▶ **Exercise instructions**: Transcribe all the entries word for word, but omit the images.

▶ **Record excerpts**:
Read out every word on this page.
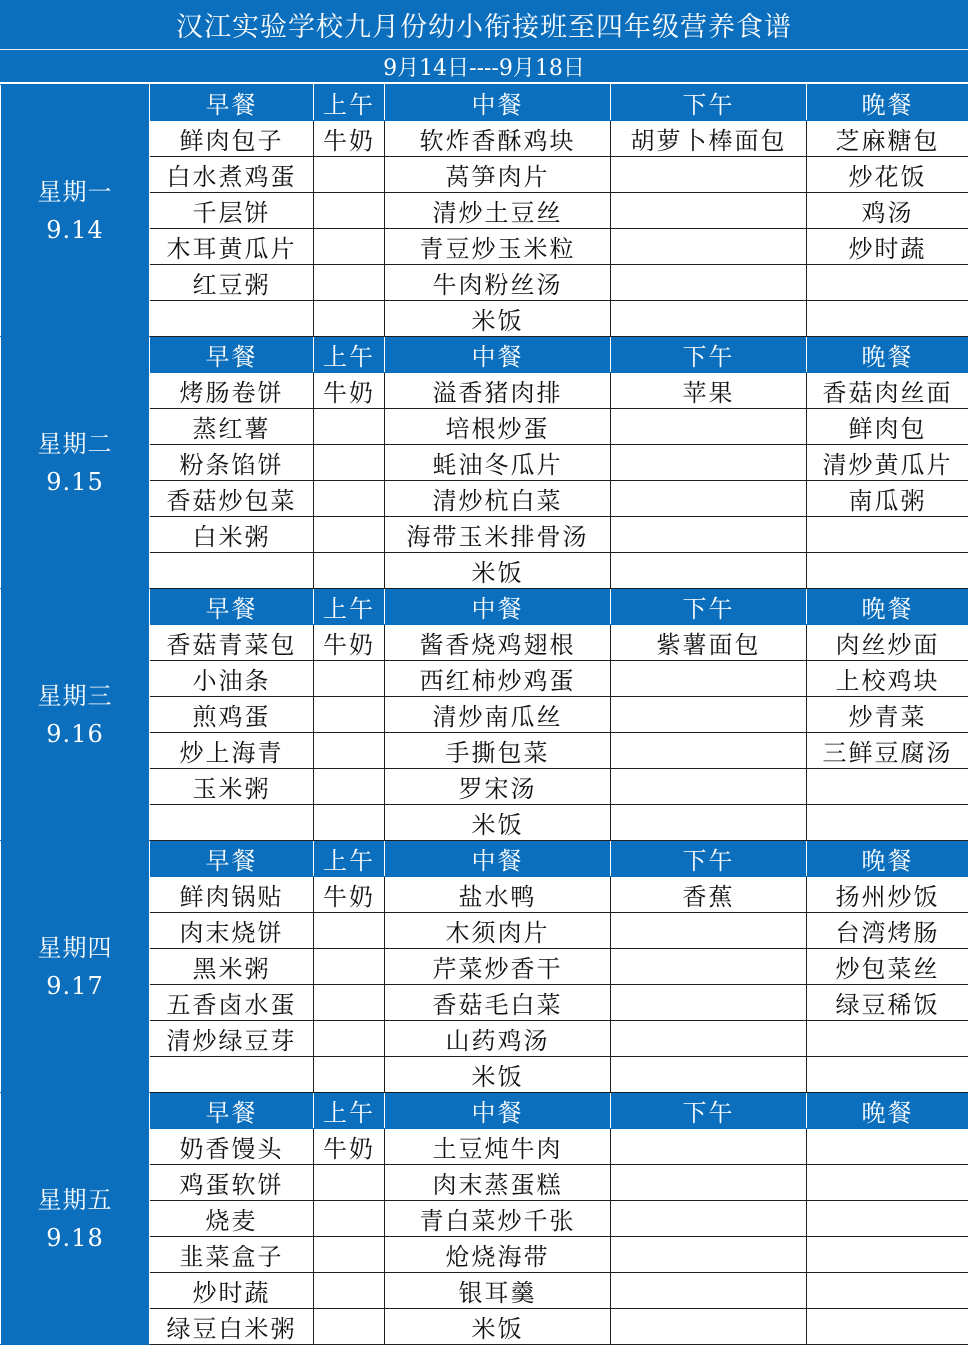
汉江实验学校九月份幼小衔接班至四年级营养食谱
9月14日----9月18日
星期一
9.14	早餐	上午	中餐	下午	晚餐
	鲜肉包子	牛奶	软炸香酥鸡块	胡萝卜棒面包	芝麻糖包
	白水煮鸡蛋		莴笋肉片		炒花饭
	千层饼		清炒土豆丝		鸡汤
	木耳黄瓜片		青豆炒玉米粒		炒时蔬
	红豆粥		牛肉粉丝汤		
			米饭		

星期二
9.15	早餐	上午	中餐	下午	晚餐
	烤肠卷饼	牛奶	溢香猪肉排	苹果	香菇肉丝面
	蒸红薯		培根炒蛋		鲜肉包
	粉条馅饼		蚝油冬瓜片		清炒黄瓜片
	香菇炒包菜		清炒杭白菜		南瓜粥
	白米粥		海带玉米排骨汤		
			米饭		

星期三
9.16	早餐	上午	中餐	下午	晚餐
	香菇青菜包	牛奶	酱香烧鸡翅根	紫薯面包	肉丝炒面
	小油条		西红柿炒鸡蛋		上校鸡块
	煎鸡蛋		清炒南瓜丝		炒青菜
	炒上海青		手撕包菜		三鲜豆腐汤
	玉米粥		罗宋汤		
			米饭		

星期四
9.17	早餐	上午	中餐	下午	晚餐
	鲜肉锅贴	牛奶	盐水鸭	香蕉	扬州炒饭
	肉末烧饼		木须肉片		台湾烤肠
	黑米粥		芹菜炒香干		炒包菜丝
	五香卤水蛋		香菇毛白菜		绿豆稀饭
	清炒绿豆芽		山药鸡汤		
			米饭		

星期五
9.18	早餐	上午	中餐	下午	晚餐
	奶香馒头	牛奶	土豆炖牛肉		
	鸡蛋软饼		肉末蒸蛋糕		
	烧麦		青白菜炒千张		
	韭菜盒子		炝烧海带		
	炒时蔬		银耳羹		
	绿豆白米粥		米饭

▶ **Exercise response**:
Read out every word on this page.
汉江实验学校九月份幼小衔接班至四年级营养食谱
9月14日----9月18日
星期一
9.14	早餐	上午	中餐	下午	晚餐
	鲜肉包子	牛奶	软炸香酥鸡块	胡萝卜棒面包	芝麻糖包
	白水煮鸡蛋		莴笋肉片		炒花饭
	千层饼		清炒土豆丝		鸡汤
	木耳黄瓜片		青豆炒玉米粒		炒时蔬
	红豆粥		牛肉粉丝汤		
			米饭		

星期二
9.15	早餐	上午	中餐	下午	晚餐
	烤肠卷饼	牛奶	溢香猪肉排	苹果	香菇肉丝面
	蒸红薯		培根炒蛋		鲜肉包
	粉条馅饼		蚝油冬瓜片		清炒黄瓜片
	香菇炒包菜		清炒杭白菜		南瓜粥
	白米粥		海带玉米排骨汤		
			米饭		

星期三
9.16	早餐	上午	中餐	下午	晚餐
	香菇青菜包	牛奶	酱香烧鸡翅根	紫薯面包	肉丝炒面
	小油条		西红柿炒鸡蛋		上校鸡块
	煎鸡蛋		清炒南瓜丝		炒青菜
	炒上海青		手撕包菜		三鲜豆腐汤
	玉米粥		罗宋汤		
			米饭		

星期四
9.17	早餐	上午	中餐	下午	晚餐
	鲜肉锅贴	牛奶	盐水鸭	香蕉	扬州炒饭
	肉末烧饼		木须肉片		台湾烤肠
	黑米粥		芹菜炒香干		炒包菜丝
	五香卤水蛋		香菇毛白菜		绿豆稀饭
	清炒绿豆芽		山药鸡汤		
			米饭		

星期五
9.18	早餐	上午	中餐	下午	晚餐
	奶香馒头	牛奶	土豆炖牛肉		
	鸡蛋软饼		肉末蒸蛋糕		
	烧麦		青白菜炒千张		
	韭菜盒子		炝烧海带		
	炒时蔬		银耳羹		
	绿豆白米粥		米饭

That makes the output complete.